= SOURCE =
** Begin **

Seeing Green: Urban Agriculture as Green Infrastructure

It’s easy to list the reasons why we are supposed to love urban agriculture: the food it yields is fresh and local; the farming it requires is fun and social; the effect on neighborhoods is revitalizing and healthy. Critics point to its inability to replace existing production and distribution channels for produce, but what if its impact extended beyond the small farm or immediate community? What if it could solve other problems? One of New York’s greatest environmental challenges is its combined sewage overflow (CSO) problem. Our outdated sewer system is designed to collect stormwater runoff, domestic sewage, and industrial wastewater in the same pipe on its way to a sewage treatment plant. When the rain is heavy, though, volume exceeds capacity and untreated wastewater flows right into our waterways. Green infrastructure is a term that refers to a wide range of technologies and systems to improve water quality through the capture and reuse of stormwater. But the policies that incentivize green infrastructure and those that govern urban agriculture are not coordinated. In some cases, urban agriculture is actively excluded from official definitions of green infrastructure. In an effort to support farming in the city and help scale it up, Tyler Caruso and Erik Facteau set out to prove scientifically the environmental benefits of rooftop and other urban farms, in particular their ability to manage stormwater, with their research project Seeing Green. In describing this project, Caruso and Facteau touch on issues that range from the effect of scientific research on public policy, the shift towards a definition of sustainability that includes performance alongside design, and the need to layer different registers of analysis in efforts to bring about a city that is more responsive to natural systems. – C.S. 

What is Seeing Green and how did it come about?

Erik Facteau: Seeing Green is a research project that studies specific urban agricultural sites in the New York City area in order to demonstrate how urban agriculture should be considered as a viable and important component of a city’s green infrastructure. One of the sites we’re currently looking at is Brooklyn Grange, a rooftop farm in Long Island City; another that we will be looking at is Added Value, a raised bed farm in Red Hook. We’re also looking at the rooftop farm atop the Parks Department’s Five Borough Administrative Building on Randall’s Island.

By measuring evaporation and evapotranspiration rates, we are looking to create metrics to calculate how much water urban farms are managing, through both detention (meaning the temporary storage of excess stormwater) and retention (the indefinite storage of excess stormwater). This will tell us how much water urban farms keep from entering the sewer system, therefore reducing combined sewer overflows.

When you start to get these numbers, you can begin to extrapolate over larger areas of land – whether it’s exisiting farms or underutilized land with farming potential – to determine how much water can be managed and what the best practices are for doing so. Right now, we are looking at a couple different sites as a base line and moving forward from there.

** End **

= SHORT PROBLEM A =
In the urban agriculture piece, rewrite everything from "Erik Facteau: Seeing" down to "on Randall’s Island.", substituting "the Grange" for "Brooklyn Grange".
= SHORT PROBLEM B =
Name every urban farm site that the urban agriculture piece says the Seeing Green project is studying or will study.
= SHORT PROBLEM C =
Write the next part of the piece on urban agriculture as green infrastructure, starting after its final sentence.

= PROVIDED RECORDS =
** Begin **

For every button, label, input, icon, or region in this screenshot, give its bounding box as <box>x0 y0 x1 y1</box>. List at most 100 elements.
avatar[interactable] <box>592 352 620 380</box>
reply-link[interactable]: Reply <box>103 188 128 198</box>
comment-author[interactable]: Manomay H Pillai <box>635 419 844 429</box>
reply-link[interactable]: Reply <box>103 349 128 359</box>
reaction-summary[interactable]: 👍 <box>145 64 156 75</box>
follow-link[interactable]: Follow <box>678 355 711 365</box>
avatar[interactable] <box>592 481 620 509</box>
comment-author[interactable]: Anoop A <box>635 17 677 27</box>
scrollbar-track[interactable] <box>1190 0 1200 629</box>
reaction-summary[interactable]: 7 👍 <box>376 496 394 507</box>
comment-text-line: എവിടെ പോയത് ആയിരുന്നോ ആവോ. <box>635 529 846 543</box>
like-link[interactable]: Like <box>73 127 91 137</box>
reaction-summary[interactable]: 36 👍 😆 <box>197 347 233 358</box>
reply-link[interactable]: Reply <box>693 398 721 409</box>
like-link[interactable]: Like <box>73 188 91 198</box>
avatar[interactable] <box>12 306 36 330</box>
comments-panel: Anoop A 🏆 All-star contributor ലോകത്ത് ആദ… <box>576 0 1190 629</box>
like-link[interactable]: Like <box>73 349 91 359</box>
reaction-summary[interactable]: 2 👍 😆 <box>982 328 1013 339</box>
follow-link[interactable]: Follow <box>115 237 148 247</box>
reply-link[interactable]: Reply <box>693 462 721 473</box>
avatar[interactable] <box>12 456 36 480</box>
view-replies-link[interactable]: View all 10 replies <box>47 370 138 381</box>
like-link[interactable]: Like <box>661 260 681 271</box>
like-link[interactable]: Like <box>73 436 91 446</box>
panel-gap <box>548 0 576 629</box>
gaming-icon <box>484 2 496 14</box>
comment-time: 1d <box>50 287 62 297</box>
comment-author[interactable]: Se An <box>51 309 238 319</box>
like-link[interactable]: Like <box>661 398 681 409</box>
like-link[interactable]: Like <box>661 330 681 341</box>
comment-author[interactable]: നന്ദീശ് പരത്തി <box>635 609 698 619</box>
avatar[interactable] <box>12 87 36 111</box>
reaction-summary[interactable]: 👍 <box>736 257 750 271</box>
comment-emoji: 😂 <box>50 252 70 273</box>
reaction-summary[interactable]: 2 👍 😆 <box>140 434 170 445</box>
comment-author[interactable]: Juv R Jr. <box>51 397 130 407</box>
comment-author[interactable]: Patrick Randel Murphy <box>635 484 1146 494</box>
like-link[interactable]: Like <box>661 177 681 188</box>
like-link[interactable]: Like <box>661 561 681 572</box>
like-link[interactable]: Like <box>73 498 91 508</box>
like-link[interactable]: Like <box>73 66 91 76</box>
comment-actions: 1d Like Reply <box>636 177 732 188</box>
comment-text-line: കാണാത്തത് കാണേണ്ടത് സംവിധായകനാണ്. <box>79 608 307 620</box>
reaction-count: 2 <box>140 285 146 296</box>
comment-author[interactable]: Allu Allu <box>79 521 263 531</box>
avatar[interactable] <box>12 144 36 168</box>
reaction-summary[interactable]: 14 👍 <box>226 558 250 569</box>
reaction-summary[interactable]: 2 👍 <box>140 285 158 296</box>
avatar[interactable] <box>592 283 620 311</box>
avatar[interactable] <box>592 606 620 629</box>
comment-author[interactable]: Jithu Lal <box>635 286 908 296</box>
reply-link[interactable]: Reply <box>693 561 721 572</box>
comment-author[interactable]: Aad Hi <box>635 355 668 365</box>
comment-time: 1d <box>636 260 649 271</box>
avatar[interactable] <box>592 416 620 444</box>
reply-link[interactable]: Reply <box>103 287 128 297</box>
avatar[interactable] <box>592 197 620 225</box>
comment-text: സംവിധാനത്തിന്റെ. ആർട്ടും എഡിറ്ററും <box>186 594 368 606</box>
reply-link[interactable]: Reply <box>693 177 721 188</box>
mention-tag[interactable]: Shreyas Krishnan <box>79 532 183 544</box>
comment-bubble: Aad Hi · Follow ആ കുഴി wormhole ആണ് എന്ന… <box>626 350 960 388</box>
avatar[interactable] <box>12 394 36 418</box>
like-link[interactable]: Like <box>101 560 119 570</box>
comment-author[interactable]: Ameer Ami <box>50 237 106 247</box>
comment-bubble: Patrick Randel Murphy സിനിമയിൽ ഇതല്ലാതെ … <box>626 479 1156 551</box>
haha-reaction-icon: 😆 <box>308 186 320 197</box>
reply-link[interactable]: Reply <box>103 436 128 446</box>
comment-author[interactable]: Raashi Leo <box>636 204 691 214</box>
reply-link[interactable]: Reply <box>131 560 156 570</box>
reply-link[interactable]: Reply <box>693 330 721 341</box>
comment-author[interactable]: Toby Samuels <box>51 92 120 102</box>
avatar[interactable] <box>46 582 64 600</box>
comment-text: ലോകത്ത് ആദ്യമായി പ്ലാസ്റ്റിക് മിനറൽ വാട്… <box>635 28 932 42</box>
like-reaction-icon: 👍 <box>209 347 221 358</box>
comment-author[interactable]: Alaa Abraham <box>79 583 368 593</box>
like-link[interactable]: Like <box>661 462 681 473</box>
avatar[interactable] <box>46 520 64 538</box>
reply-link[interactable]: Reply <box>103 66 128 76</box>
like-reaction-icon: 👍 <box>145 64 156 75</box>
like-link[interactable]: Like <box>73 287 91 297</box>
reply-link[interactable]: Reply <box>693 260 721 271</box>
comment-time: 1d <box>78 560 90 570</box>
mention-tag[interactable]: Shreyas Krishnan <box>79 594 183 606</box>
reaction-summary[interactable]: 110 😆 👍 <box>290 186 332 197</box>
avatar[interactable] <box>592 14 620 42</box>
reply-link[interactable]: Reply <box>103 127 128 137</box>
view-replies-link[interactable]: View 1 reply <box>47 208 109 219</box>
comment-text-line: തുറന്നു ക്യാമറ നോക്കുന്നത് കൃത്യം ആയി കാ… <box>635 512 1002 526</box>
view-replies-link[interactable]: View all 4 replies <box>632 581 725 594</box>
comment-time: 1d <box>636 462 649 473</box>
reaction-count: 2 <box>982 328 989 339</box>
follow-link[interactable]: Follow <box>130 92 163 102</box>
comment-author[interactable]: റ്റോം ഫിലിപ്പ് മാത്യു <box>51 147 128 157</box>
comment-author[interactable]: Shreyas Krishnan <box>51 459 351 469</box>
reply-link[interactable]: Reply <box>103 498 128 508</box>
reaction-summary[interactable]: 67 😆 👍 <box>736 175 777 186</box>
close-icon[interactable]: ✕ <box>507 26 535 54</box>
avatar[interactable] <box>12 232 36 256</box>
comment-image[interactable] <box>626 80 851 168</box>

** End **

= WRITTEN REPLY A =
Erik Facteau: Seeing Green is a research project that studies specific urban agricultural sites in the New York City area in order to demonstrate how urban agriculture should be considered as a viable and important component of a city’s green infrastructure. One of the sites we’re currently looking at is the Grange, a rooftop farm in Long Island City; another that we will be looking at is Added Value, a raised bed farm in Red Hook. We’re also looking at the rooftop farm atop the Parks Department’s Five Borough Administrative Building on Randall’s Island.

= WRITTEN REPLY B =
- Brooklyn Grange, a rooftop farm in Long Island City
- Added Value, a raised bed farm in Red Hook
- The rooftop farm atop the Parks Department's Five Borough Administrative Building on Randall's Island

= WRITTEN REPLY C =
 

Testing the water at the Brooklyn Grange rooftop farm | photo courtesy of Seeing Green

Tyler Caruso: This project began as a graduate research project and as it has evolved to include a series of interesting collaborations; and the sponsorship of the Open Space Institute has helped us pursue these partnerships. In one project, called “Farming Up,”Alec Baxt and Lise Serrell look at nutrient quality of crops growing in urban environment compared to rural environments. “Don’t Flush Me” is a project that puts sensors in sewage outflow points and notifies individuals about how much wastewater they produce during and immediately after those weather events that cause sewage to overflow into the harbor. Another one is called “Farming Concrete,” for which Mara Gittleman has been calculating the area, weight and monetary value of food grown in community gardens in New York City.

Facteau: Another project we’ve been involved in has been to set up a demonstration project on the roof of the Association for Energy Affordability‘s headquarters in the Bronx. We emulated the green roof condition on part of the roof and installed a container underneath so we could measure the amount of water running through the green roof and then compare that to the amount of water rushing off the impervious surface of the regular rooftop.

Caruso: If you take all of these metrics and you collapse them – you look at the nutrient level of both the soil and the crop, you look at the stormwater management potential, the energy rate reduction, the food production potential — the combined analysis is much more powerful. The guiding idea is this: if you can first define the benefits and know what they are and research them, then you can quantify them, and then you can monetize the benefits — and that’s when it really becomes valuable to private property owners and cities. At that point, the research can begin informing policy. And it can begin informing the development of best management practices around the design of farms. For example, if we observe nutrient run-off, we can help design small wetlands around the drain. If we know how much water an urban farm can manage at a particular soil depth, and how much productivity and costs would be affected by increasing its depth, then we can inform building owners about the best investment to reach the desired productivity and the desired environmental outcomes. It’s a necessary step if we want to see urban agriculture grow in New York City.

 

Soy Plant tested for Farming Up | Photo: Catherine Yrisarri

How did you both get involved in this topic?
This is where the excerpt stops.